### INFORMATION GIVEN:
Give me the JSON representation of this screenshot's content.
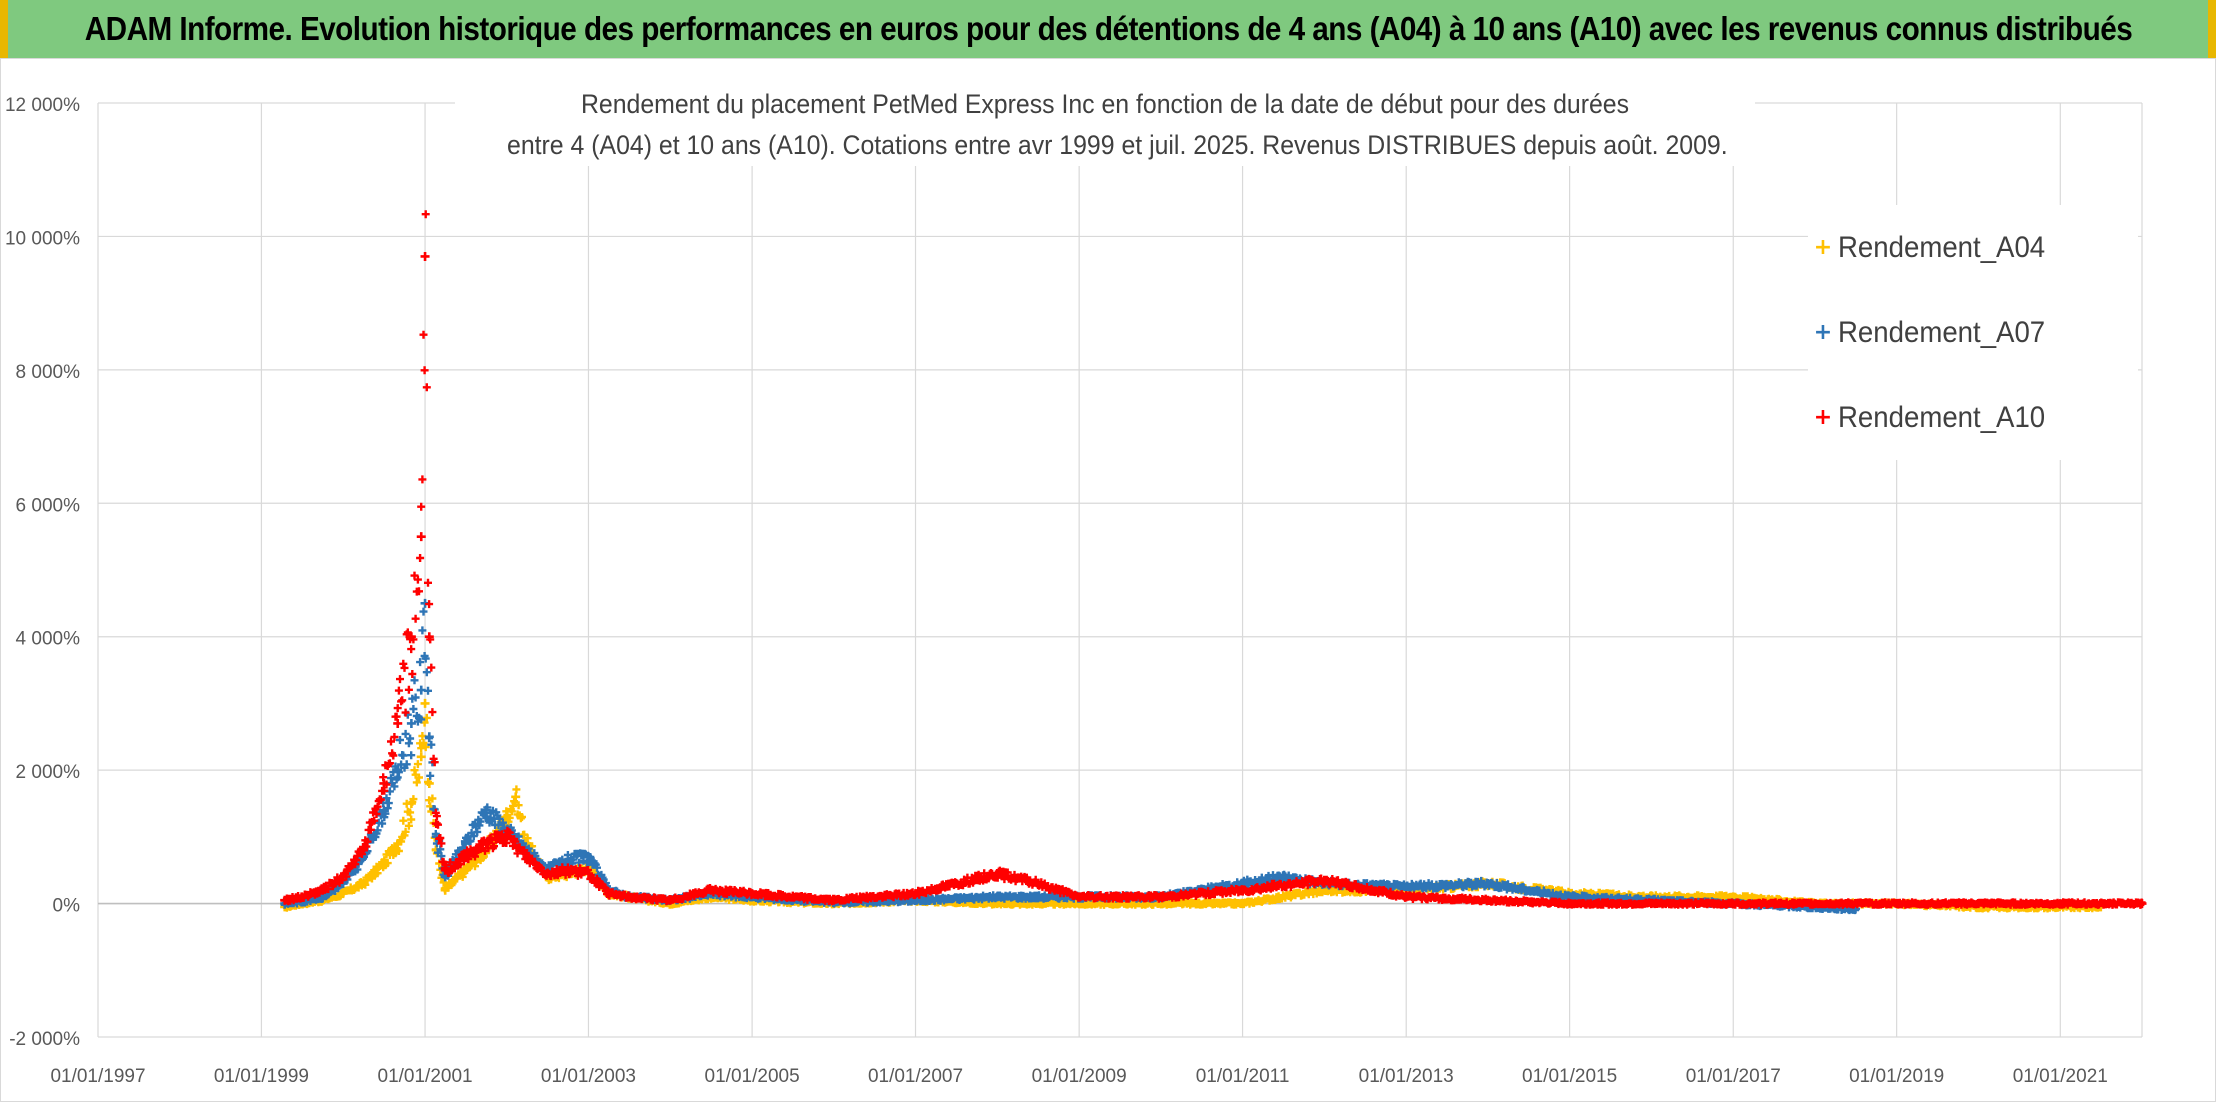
{
  "header": {
    "title": "ADAM Informe. Evolution historique des performances en euros pour des détentions de 4 ans (A04) à 10 ans (A10) avec les revenus connus distribués"
  },
  "colors": {
    "banner": "#7fc97f",
    "accent": "#e8b700",
    "A04": "#ffc000",
    "A07": "#2e75b6",
    "A10": "#ff0000",
    "grid": "#d9d9d9"
  },
  "chart_data": {
    "type": "scatter",
    "title_lines": [
      "Rendement du placement PetMed Express Inc en fonction de la date de début pour des durées",
      "entre 4 (A04) et 10 ans (A10). Cotations entre avr 1999 et juil. 2025. Revenus DISTRIBUES depuis août. 2009."
    ],
    "xlabel": "",
    "ylabel": "",
    "x_ticks": [
      "01/01/1997",
      "01/01/1999",
      "01/01/2001",
      "01/01/2003",
      "01/01/2005",
      "01/01/2007",
      "01/01/2009",
      "01/01/2011",
      "01/01/2013",
      "01/01/2015",
      "01/01/2017",
      "01/01/2019",
      "01/01/2021"
    ],
    "y_ticks": [
      "-2 000%",
      "0%",
      "2 000%",
      "4 000%",
      "6 000%",
      "8 000%",
      "10 000%",
      "12 000%"
    ],
    "xlim": [
      "1997-01-01",
      "2022-01-01"
    ],
    "ylim": [
      -2000,
      12000
    ],
    "grid": true,
    "legend_position": "right",
    "marker": "+",
    "series": [
      {
        "name": "Rendement_A04",
        "color": "#ffc000",
        "x_end": "2021-07-01",
        "points": [
          [
            "1999-04-15",
            -50
          ],
          [
            "1999-07-01",
            0
          ],
          [
            "1999-10-01",
            50
          ],
          [
            "2000-01-01",
            150
          ],
          [
            "2000-04-01",
            300
          ],
          [
            "2000-07-01",
            600
          ],
          [
            "2000-09-01",
            900
          ],
          [
            "2000-11-01",
            1500
          ],
          [
            "2000-12-15",
            2200
          ],
          [
            "2001-01-01",
            3000
          ],
          [
            "2001-01-20",
            1800
          ],
          [
            "2001-02-20",
            800
          ],
          [
            "2001-04-01",
            200
          ],
          [
            "2001-07-01",
            500
          ],
          [
            "2001-10-01",
            800
          ],
          [
            "2002-01-01",
            1300
          ],
          [
            "2002-02-10",
            1600
          ],
          [
            "2002-04-01",
            900
          ],
          [
            "2002-07-01",
            400
          ],
          [
            "2002-10-01",
            450
          ],
          [
            "2003-01-01",
            550
          ],
          [
            "2003-04-01",
            150
          ],
          [
            "2003-07-01",
            100
          ],
          [
            "2004-01-01",
            0
          ],
          [
            "2004-07-01",
            100
          ],
          [
            "2005-01-01",
            50
          ],
          [
            "2006-01-01",
            0
          ],
          [
            "2007-01-01",
            50
          ],
          [
            "2008-01-01",
            0
          ],
          [
            "2009-01-01",
            0
          ],
          [
            "2010-01-01",
            0
          ],
          [
            "2011-01-01",
            0
          ],
          [
            "2012-01-01",
            200
          ],
          [
            "2013-01-01",
            200
          ],
          [
            "2014-01-01",
            300
          ],
          [
            "2015-01-01",
            150
          ],
          [
            "2016-01-01",
            100
          ],
          [
            "2017-01-01",
            100
          ],
          [
            "2018-01-01",
            0
          ],
          [
            "2019-01-01",
            0
          ],
          [
            "2020-01-01",
            -50
          ],
          [
            "2021-07-01",
            -50
          ]
        ]
      },
      {
        "name": "Rendement_A07",
        "color": "#2e75b6",
        "x_end": "2018-07-01",
        "points": [
          [
            "1999-04-15",
            0
          ],
          [
            "1999-07-01",
            30
          ],
          [
            "1999-10-01",
            100
          ],
          [
            "2000-01-01",
            300
          ],
          [
            "2000-04-01",
            700
          ],
          [
            "2000-07-01",
            1400
          ],
          [
            "2000-09-01",
            2000
          ],
          [
            "2000-11-01",
            2700
          ],
          [
            "2000-12-15",
            3200
          ],
          [
            "2001-01-01",
            4500
          ],
          [
            "2001-01-20",
            2500
          ],
          [
            "2001-02-20",
            1000
          ],
          [
            "2001-04-01",
            400
          ],
          [
            "2001-07-01",
            900
          ],
          [
            "2001-10-01",
            1400
          ],
          [
            "2002-01-01",
            1100
          ],
          [
            "2002-04-01",
            800
          ],
          [
            "2002-07-01",
            500
          ],
          [
            "2002-10-01",
            650
          ],
          [
            "2003-01-01",
            700
          ],
          [
            "2003-04-01",
            200
          ],
          [
            "2003-07-01",
            100
          ],
          [
            "2004-01-01",
            50
          ],
          [
            "2004-07-01",
            150
          ],
          [
            "2005-01-01",
            100
          ],
          [
            "2006-01-01",
            20
          ],
          [
            "2007-01-01",
            50
          ],
          [
            "2008-01-01",
            100
          ],
          [
            "2009-01-01",
            100
          ],
          [
            "2010-01-01",
            100
          ],
          [
            "2011-01-01",
            300
          ],
          [
            "2011-07-01",
            400
          ],
          [
            "2012-01-01",
            300
          ],
          [
            "2013-01-01",
            250
          ],
          [
            "2014-01-01",
            300
          ],
          [
            "2015-01-01",
            100
          ],
          [
            "2016-01-01",
            50
          ],
          [
            "2017-01-01",
            0
          ],
          [
            "2018-07-01",
            -80
          ]
        ]
      },
      {
        "name": "Rendement_A10",
        "color": "#ff0000",
        "x_end": "2022-01-01",
        "points": [
          [
            "1999-04-15",
            50
          ],
          [
            "1999-07-01",
            100
          ],
          [
            "1999-10-01",
            200
          ],
          [
            "2000-01-01",
            400
          ],
          [
            "2000-04-01",
            800
          ],
          [
            "2000-07-01",
            1800
          ],
          [
            "2000-09-01",
            2700
          ],
          [
            "2000-11-01",
            4000
          ],
          [
            "2000-12-15",
            5500
          ],
          [
            "2001-01-01",
            9700
          ],
          [
            "2001-01-20",
            4000
          ],
          [
            "2001-02-20",
            1200
          ],
          [
            "2001-04-01",
            500
          ],
          [
            "2001-07-01",
            700
          ],
          [
            "2001-10-01",
            900
          ],
          [
            "2002-01-01",
            1000
          ],
          [
            "2002-04-01",
            700
          ],
          [
            "2002-07-01",
            450
          ],
          [
            "2002-10-01",
            500
          ],
          [
            "2003-01-01",
            450
          ],
          [
            "2003-04-01",
            150
          ],
          [
            "2003-07-01",
            100
          ],
          [
            "2004-01-01",
            50
          ],
          [
            "2004-07-01",
            200
          ],
          [
            "2005-01-01",
            150
          ],
          [
            "2006-01-01",
            50
          ],
          [
            "2007-01-01",
            150
          ],
          [
            "2007-07-01",
            300
          ],
          [
            "2008-01-01",
            450
          ],
          [
            "2008-07-01",
            300
          ],
          [
            "2009-01-01",
            100
          ],
          [
            "2010-01-01",
            100
          ],
          [
            "2011-01-01",
            200
          ],
          [
            "2012-01-01",
            350
          ],
          [
            "2013-01-01",
            100
          ],
          [
            "2014-01-01",
            50
          ],
          [
            "2015-01-01",
            0
          ],
          [
            "2016-01-01",
            0
          ],
          [
            "2017-01-01",
            0
          ],
          [
            "2018-01-01",
            0
          ],
          [
            "2019-01-01",
            0
          ],
          [
            "2020-01-01",
            0
          ],
          [
            "2021-01-01",
            0
          ],
          [
            "2022-01-01",
            0
          ]
        ]
      }
    ]
  }
}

### GIVEN TASK:
In the copy, include all records verbatim but no images.

### RESPONSE TO THIS TASK:
Give me the JSON representation of this screenshot's content.
{
  "header": {
    "title": "ADAM Informe. Evolution historique des performances en euros pour des détentions de 4 ans (A04) à 10 ans (A10) avec les revenus connus distribués"
  },
  "colors": {
    "banner": "#7fc97f",
    "accent": "#e8b700",
    "A04": "#ffc000",
    "A07": "#2e75b6",
    "A10": "#ff0000",
    "grid": "#d9d9d9"
  },
  "chart_data": {
    "type": "scatter",
    "title_lines": [
      "Rendement du placement PetMed Express Inc en fonction de la date de début pour des durées",
      "entre 4 (A04) et 10 ans (A10). Cotations entre avr 1999 et juil. 2025. Revenus DISTRIBUES depuis août. 2009."
    ],
    "xlabel": "",
    "ylabel": "",
    "x_ticks": [
      "01/01/1997",
      "01/01/1999",
      "01/01/2001",
      "01/01/2003",
      "01/01/2005",
      "01/01/2007",
      "01/01/2009",
      "01/01/2011",
      "01/01/2013",
      "01/01/2015",
      "01/01/2017",
      "01/01/2019",
      "01/01/2021"
    ],
    "y_ticks": [
      "-2 000%",
      "0%",
      "2 000%",
      "4 000%",
      "6 000%",
      "8 000%",
      "10 000%",
      "12 000%"
    ],
    "xlim": [
      "1997-01-01",
      "2022-01-01"
    ],
    "ylim": [
      -2000,
      12000
    ],
    "grid": true,
    "legend_position": "right",
    "marker": "+",
    "series": [
      {
        "name": "Rendement_A04",
        "color": "#ffc000",
        "x_end": "2021-07-01",
        "points": [
          [
            "1999-04-15",
            -50
          ],
          [
            "1999-07-01",
            0
          ],
          [
            "1999-10-01",
            50
          ],
          [
            "2000-01-01",
            150
          ],
          [
            "2000-04-01",
            300
          ],
          [
            "2000-07-01",
            600
          ],
          [
            "2000-09-01",
            900
          ],
          [
            "2000-11-01",
            1500
          ],
          [
            "2000-12-15",
            2200
          ],
          [
            "2001-01-01",
            3000
          ],
          [
            "2001-01-20",
            1800
          ],
          [
            "2001-02-20",
            800
          ],
          [
            "2001-04-01",
            200
          ],
          [
            "2001-07-01",
            500
          ],
          [
            "2001-10-01",
            800
          ],
          [
            "2002-01-01",
            1300
          ],
          [
            "2002-02-10",
            1600
          ],
          [
            "2002-04-01",
            900
          ],
          [
            "2002-07-01",
            400
          ],
          [
            "2002-10-01",
            450
          ],
          [
            "2003-01-01",
            550
          ],
          [
            "2003-04-01",
            150
          ],
          [
            "2003-07-01",
            100
          ],
          [
            "2004-01-01",
            0
          ],
          [
            "2004-07-01",
            100
          ],
          [
            "2005-01-01",
            50
          ],
          [
            "2006-01-01",
            0
          ],
          [
            "2007-01-01",
            50
          ],
          [
            "2008-01-01",
            0
          ],
          [
            "2009-01-01",
            0
          ],
          [
            "2010-01-01",
            0
          ],
          [
            "2011-01-01",
            0
          ],
          [
            "2012-01-01",
            200
          ],
          [
            "2013-01-01",
            200
          ],
          [
            "2014-01-01",
            300
          ],
          [
            "2015-01-01",
            150
          ],
          [
            "2016-01-01",
            100
          ],
          [
            "2017-01-01",
            100
          ],
          [
            "2018-01-01",
            0
          ],
          [
            "2019-01-01",
            0
          ],
          [
            "2020-01-01",
            -50
          ],
          [
            "2021-07-01",
            -50
          ]
        ]
      },
      {
        "name": "Rendement_A07",
        "color": "#2e75b6",
        "x_end": "2018-07-01",
        "points": [
          [
            "1999-04-15",
            0
          ],
          [
            "1999-07-01",
            30
          ],
          [
            "1999-10-01",
            100
          ],
          [
            "2000-01-01",
            300
          ],
          [
            "2000-04-01",
            700
          ],
          [
            "2000-07-01",
            1400
          ],
          [
            "2000-09-01",
            2000
          ],
          [
            "2000-11-01",
            2700
          ],
          [
            "2000-12-15",
            3200
          ],
          [
            "2001-01-01",
            4500
          ],
          [
            "2001-01-20",
            2500
          ],
          [
            "2001-02-20",
            1000
          ],
          [
            "2001-04-01",
            400
          ],
          [
            "2001-07-01",
            900
          ],
          [
            "2001-10-01",
            1400
          ],
          [
            "2002-01-01",
            1100
          ],
          [
            "2002-04-01",
            800
          ],
          [
            "2002-07-01",
            500
          ],
          [
            "2002-10-01",
            650
          ],
          [
            "2003-01-01",
            700
          ],
          [
            "2003-04-01",
            200
          ],
          [
            "2003-07-01",
            100
          ],
          [
            "2004-01-01",
            50
          ],
          [
            "2004-07-01",
            150
          ],
          [
            "2005-01-01",
            100
          ],
          [
            "2006-01-01",
            20
          ],
          [
            "2007-01-01",
            50
          ],
          [
            "2008-01-01",
            100
          ],
          [
            "2009-01-01",
            100
          ],
          [
            "2010-01-01",
            100
          ],
          [
            "2011-01-01",
            300
          ],
          [
            "2011-07-01",
            400
          ],
          [
            "2012-01-01",
            300
          ],
          [
            "2013-01-01",
            250
          ],
          [
            "2014-01-01",
            300
          ],
          [
            "2015-01-01",
            100
          ],
          [
            "2016-01-01",
            50
          ],
          [
            "2017-01-01",
            0
          ],
          [
            "2018-07-01",
            -80
          ]
        ]
      },
      {
        "name": "Rendement_A10",
        "color": "#ff0000",
        "x_end": "2022-01-01",
        "points": [
          [
            "1999-04-15",
            50
          ],
          [
            "1999-07-01",
            100
          ],
          [
            "1999-10-01",
            200
          ],
          [
            "2000-01-01",
            400
          ],
          [
            "2000-04-01",
            800
          ],
          [
            "2000-07-01",
            1800
          ],
          [
            "2000-09-01",
            2700
          ],
          [
            "2000-11-01",
            4000
          ],
          [
            "2000-12-15",
            5500
          ],
          [
            "2001-01-01",
            9700
          ],
          [
            "2001-01-20",
            4000
          ],
          [
            "2001-02-20",
            1200
          ],
          [
            "2001-04-01",
            500
          ],
          [
            "2001-07-01",
            700
          ],
          [
            "2001-10-01",
            900
          ],
          [
            "2002-01-01",
            1000
          ],
          [
            "2002-04-01",
            700
          ],
          [
            "2002-07-01",
            450
          ],
          [
            "2002-10-01",
            500
          ],
          [
            "2003-01-01",
            450
          ],
          [
            "2003-04-01",
            150
          ],
          [
            "2003-07-01",
            100
          ],
          [
            "2004-01-01",
            50
          ],
          [
            "2004-07-01",
            200
          ],
          [
            "2005-01-01",
            150
          ],
          [
            "2006-01-01",
            50
          ],
          [
            "2007-01-01",
            150
          ],
          [
            "2007-07-01",
            300
          ],
          [
            "2008-01-01",
            450
          ],
          [
            "2008-07-01",
            300
          ],
          [
            "2009-01-01",
            100
          ],
          [
            "2010-01-01",
            100
          ],
          [
            "2011-01-01",
            200
          ],
          [
            "2012-01-01",
            350
          ],
          [
            "2013-01-01",
            100
          ],
          [
            "2014-01-01",
            50
          ],
          [
            "2015-01-01",
            0
          ],
          [
            "2016-01-01",
            0
          ],
          [
            "2017-01-01",
            0
          ],
          [
            "2018-01-01",
            0
          ],
          [
            "2019-01-01",
            0
          ],
          [
            "2020-01-01",
            0
          ],
          [
            "2021-01-01",
            0
          ],
          [
            "2022-01-01",
            0
          ]
        ]
      }
    ]
  }
}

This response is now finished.